====== GIVEN DATA

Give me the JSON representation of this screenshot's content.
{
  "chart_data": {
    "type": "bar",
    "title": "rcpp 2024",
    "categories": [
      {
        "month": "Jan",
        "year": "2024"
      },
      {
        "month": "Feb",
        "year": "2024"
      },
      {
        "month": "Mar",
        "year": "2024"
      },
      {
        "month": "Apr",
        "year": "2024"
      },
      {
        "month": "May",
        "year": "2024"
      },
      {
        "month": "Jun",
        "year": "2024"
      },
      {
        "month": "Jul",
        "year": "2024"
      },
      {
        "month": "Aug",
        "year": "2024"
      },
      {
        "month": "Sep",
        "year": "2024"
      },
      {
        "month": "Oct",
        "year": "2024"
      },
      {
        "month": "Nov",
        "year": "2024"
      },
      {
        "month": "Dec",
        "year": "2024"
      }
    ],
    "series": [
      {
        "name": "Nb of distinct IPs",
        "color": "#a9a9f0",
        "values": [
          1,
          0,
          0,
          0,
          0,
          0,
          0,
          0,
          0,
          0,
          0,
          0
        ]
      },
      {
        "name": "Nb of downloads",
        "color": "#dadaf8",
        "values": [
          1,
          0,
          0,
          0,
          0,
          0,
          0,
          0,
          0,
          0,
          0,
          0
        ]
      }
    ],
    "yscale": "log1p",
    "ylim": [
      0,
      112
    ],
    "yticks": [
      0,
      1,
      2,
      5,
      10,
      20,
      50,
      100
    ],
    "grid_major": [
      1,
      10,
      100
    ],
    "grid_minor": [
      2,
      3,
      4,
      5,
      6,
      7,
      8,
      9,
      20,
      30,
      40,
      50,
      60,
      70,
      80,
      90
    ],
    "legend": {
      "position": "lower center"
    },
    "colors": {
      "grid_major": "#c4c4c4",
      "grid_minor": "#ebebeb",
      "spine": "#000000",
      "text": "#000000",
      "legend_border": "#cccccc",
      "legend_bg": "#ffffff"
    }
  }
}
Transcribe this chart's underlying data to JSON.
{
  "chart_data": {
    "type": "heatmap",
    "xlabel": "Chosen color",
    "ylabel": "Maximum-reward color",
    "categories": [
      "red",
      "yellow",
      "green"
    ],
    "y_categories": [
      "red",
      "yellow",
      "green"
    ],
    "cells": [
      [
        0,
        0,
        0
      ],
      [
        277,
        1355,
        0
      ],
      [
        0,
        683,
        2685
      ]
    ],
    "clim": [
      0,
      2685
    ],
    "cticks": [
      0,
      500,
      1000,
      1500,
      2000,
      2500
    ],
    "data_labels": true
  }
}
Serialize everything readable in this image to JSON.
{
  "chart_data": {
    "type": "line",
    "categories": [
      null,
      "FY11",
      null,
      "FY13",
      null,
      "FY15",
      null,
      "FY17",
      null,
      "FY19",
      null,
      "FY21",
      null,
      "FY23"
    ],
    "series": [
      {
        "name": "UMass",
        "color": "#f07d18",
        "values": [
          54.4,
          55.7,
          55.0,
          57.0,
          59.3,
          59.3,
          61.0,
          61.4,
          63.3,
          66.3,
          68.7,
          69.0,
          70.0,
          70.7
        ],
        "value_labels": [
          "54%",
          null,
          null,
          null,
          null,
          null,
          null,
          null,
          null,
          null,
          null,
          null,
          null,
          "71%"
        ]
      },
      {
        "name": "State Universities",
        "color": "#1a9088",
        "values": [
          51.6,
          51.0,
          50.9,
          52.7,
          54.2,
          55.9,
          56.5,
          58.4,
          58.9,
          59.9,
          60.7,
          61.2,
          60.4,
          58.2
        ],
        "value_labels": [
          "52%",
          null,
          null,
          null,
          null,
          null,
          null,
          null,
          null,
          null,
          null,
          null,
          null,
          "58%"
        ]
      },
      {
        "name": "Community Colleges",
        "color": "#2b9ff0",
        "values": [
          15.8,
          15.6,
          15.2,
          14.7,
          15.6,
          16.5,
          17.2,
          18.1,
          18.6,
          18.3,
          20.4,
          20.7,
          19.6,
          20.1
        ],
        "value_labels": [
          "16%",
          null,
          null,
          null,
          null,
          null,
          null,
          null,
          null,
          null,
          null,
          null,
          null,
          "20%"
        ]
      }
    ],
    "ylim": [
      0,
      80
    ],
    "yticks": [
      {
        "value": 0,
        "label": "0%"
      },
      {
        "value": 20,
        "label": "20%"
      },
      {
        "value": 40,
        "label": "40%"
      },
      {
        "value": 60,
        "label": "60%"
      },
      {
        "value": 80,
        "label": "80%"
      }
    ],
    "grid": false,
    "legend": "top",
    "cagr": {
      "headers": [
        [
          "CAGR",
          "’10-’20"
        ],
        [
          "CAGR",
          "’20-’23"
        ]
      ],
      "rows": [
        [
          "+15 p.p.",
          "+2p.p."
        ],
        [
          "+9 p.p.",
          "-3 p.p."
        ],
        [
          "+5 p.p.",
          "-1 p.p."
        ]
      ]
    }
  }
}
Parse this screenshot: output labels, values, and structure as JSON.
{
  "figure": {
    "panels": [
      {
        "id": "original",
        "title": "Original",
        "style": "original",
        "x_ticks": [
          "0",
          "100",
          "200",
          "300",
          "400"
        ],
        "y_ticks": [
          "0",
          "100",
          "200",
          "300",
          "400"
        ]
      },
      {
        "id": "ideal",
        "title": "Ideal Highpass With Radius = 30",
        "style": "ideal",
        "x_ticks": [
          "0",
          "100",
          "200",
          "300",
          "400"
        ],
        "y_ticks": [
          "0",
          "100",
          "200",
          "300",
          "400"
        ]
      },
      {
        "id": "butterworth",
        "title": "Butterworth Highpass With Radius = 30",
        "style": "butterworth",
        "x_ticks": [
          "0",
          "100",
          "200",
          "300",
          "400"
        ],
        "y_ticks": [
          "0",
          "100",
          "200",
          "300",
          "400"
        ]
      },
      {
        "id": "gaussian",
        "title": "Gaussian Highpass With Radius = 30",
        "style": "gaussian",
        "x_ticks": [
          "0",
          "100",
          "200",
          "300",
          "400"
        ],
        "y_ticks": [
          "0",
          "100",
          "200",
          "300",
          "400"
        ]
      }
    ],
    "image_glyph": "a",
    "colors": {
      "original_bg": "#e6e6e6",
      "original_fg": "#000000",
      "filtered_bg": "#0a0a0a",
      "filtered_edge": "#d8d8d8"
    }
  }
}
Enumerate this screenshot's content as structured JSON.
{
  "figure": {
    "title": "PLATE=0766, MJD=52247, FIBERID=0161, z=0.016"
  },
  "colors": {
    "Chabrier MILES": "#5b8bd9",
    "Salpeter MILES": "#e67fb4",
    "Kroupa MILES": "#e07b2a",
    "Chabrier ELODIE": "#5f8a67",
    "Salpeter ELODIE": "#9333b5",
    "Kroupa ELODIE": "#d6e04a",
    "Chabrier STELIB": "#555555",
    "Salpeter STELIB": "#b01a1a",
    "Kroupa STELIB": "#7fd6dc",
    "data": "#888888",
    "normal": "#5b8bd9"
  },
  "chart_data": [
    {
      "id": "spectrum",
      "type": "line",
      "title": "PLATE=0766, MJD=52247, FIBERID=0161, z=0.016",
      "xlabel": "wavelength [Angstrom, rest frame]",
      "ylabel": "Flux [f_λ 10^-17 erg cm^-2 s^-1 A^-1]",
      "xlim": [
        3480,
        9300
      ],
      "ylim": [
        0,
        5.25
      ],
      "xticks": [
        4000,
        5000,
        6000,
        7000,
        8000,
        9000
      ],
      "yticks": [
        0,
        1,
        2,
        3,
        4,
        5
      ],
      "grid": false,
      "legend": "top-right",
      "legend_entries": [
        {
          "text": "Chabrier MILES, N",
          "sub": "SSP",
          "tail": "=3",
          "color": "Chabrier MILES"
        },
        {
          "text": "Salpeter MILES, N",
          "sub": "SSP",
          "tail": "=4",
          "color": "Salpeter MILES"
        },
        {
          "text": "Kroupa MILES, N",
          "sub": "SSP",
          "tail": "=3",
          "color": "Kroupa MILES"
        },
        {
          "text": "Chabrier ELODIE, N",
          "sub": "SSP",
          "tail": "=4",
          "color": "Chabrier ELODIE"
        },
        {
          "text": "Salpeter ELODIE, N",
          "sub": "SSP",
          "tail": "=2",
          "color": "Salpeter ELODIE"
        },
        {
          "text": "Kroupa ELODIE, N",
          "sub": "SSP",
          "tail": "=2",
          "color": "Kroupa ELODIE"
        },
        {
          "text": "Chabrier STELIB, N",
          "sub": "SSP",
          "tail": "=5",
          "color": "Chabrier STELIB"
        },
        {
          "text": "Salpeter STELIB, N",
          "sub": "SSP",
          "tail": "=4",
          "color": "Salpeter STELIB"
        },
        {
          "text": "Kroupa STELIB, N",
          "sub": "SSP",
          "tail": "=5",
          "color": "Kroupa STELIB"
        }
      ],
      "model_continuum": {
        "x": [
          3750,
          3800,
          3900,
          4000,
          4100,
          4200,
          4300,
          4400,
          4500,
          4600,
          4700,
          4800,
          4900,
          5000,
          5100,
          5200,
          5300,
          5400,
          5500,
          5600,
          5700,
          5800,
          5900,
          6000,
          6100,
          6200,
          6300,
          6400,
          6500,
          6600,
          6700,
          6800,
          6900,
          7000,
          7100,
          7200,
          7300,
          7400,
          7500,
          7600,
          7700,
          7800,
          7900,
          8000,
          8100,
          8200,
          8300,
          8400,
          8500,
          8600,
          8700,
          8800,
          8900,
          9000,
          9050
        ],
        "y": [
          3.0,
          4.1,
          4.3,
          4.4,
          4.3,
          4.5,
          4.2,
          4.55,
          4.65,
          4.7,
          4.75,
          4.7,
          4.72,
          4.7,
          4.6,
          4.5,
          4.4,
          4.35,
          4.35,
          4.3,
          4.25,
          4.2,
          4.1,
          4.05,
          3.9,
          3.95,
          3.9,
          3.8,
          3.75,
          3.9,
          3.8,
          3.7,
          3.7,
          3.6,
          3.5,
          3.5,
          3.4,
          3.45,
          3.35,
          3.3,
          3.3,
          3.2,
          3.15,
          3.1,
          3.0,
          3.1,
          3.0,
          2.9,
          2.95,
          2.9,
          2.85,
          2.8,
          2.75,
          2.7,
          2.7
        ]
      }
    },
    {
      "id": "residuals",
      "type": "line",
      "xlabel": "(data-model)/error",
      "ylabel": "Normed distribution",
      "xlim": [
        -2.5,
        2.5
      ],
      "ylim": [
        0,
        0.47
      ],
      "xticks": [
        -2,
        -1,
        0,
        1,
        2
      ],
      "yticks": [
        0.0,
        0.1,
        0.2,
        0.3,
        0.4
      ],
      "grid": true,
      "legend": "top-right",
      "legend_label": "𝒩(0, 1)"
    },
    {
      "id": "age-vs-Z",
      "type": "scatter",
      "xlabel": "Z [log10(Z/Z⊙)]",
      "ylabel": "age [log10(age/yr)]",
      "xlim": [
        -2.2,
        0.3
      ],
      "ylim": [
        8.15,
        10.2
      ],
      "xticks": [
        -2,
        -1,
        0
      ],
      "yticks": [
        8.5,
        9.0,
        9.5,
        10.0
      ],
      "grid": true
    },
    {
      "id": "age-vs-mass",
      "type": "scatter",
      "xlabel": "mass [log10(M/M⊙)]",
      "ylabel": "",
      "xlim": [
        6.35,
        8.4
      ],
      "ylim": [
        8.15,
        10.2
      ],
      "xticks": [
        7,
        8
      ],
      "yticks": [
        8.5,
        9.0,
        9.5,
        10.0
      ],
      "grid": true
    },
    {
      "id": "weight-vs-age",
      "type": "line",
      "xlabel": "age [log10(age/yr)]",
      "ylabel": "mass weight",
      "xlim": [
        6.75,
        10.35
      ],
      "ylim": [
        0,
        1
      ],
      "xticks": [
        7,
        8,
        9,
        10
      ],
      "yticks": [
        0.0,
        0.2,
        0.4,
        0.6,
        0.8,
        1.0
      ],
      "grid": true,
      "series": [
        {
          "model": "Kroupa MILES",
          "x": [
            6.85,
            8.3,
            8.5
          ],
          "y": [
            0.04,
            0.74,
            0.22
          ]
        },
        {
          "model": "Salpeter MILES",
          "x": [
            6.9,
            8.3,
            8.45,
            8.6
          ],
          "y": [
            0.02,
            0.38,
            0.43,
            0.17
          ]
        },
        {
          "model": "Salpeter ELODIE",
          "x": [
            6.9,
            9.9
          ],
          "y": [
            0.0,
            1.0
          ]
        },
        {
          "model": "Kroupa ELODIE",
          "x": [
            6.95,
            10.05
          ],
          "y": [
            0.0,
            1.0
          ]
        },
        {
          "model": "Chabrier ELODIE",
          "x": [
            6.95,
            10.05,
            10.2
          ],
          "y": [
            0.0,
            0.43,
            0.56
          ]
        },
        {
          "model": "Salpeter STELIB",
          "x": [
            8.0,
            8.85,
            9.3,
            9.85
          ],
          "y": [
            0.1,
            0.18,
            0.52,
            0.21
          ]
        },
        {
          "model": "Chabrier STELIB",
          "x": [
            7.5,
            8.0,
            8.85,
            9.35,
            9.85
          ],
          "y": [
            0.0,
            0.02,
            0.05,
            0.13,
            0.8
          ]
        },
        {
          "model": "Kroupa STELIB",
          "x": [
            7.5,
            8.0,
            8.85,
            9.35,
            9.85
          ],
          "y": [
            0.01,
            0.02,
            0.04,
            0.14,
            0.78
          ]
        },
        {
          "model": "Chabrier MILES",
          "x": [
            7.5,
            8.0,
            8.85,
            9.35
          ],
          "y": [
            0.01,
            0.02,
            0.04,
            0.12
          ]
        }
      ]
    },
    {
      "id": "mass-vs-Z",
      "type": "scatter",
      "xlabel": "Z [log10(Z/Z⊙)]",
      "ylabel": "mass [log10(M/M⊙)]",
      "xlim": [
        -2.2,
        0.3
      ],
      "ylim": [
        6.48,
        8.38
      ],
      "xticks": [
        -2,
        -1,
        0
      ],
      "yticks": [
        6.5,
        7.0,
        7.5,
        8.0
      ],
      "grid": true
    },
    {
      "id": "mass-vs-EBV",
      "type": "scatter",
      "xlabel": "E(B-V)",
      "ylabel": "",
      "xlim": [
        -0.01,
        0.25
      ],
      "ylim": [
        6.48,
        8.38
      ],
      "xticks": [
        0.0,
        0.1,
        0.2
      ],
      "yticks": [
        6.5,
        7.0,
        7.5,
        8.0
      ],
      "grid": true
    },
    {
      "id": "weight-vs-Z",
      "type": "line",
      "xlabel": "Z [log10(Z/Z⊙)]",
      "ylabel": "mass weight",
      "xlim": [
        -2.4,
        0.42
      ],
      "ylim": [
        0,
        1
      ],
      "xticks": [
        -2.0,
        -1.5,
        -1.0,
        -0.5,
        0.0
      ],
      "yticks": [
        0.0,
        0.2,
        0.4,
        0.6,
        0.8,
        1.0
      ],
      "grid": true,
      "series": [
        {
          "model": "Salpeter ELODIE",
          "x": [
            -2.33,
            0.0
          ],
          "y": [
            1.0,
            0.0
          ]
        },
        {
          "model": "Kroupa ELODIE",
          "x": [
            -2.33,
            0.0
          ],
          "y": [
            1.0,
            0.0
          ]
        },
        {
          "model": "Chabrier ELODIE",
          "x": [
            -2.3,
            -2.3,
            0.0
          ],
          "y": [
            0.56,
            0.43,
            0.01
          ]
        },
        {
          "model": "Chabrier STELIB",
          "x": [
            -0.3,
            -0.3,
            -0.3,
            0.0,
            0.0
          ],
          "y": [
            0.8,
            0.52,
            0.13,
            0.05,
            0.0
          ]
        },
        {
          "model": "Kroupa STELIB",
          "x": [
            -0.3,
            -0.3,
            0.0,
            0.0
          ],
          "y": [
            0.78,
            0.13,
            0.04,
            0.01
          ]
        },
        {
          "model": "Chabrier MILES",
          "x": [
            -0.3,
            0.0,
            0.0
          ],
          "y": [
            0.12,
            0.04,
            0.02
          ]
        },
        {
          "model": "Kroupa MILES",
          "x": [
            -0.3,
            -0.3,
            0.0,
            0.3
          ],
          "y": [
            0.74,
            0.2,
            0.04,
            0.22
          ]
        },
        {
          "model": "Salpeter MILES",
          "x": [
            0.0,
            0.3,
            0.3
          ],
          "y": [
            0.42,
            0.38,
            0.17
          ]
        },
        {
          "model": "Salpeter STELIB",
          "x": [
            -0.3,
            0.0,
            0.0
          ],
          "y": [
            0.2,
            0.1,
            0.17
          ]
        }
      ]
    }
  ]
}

============

Identify which lines contain the word "name" and copy each one.

SOLUTION FOR THIS EXERCISE:
        "name": "Nb of distinct IPs",
        "name": "Nb of downloads",
        "name": "UMass",
        "name": "State Universities",
        "name": "Community Colleges",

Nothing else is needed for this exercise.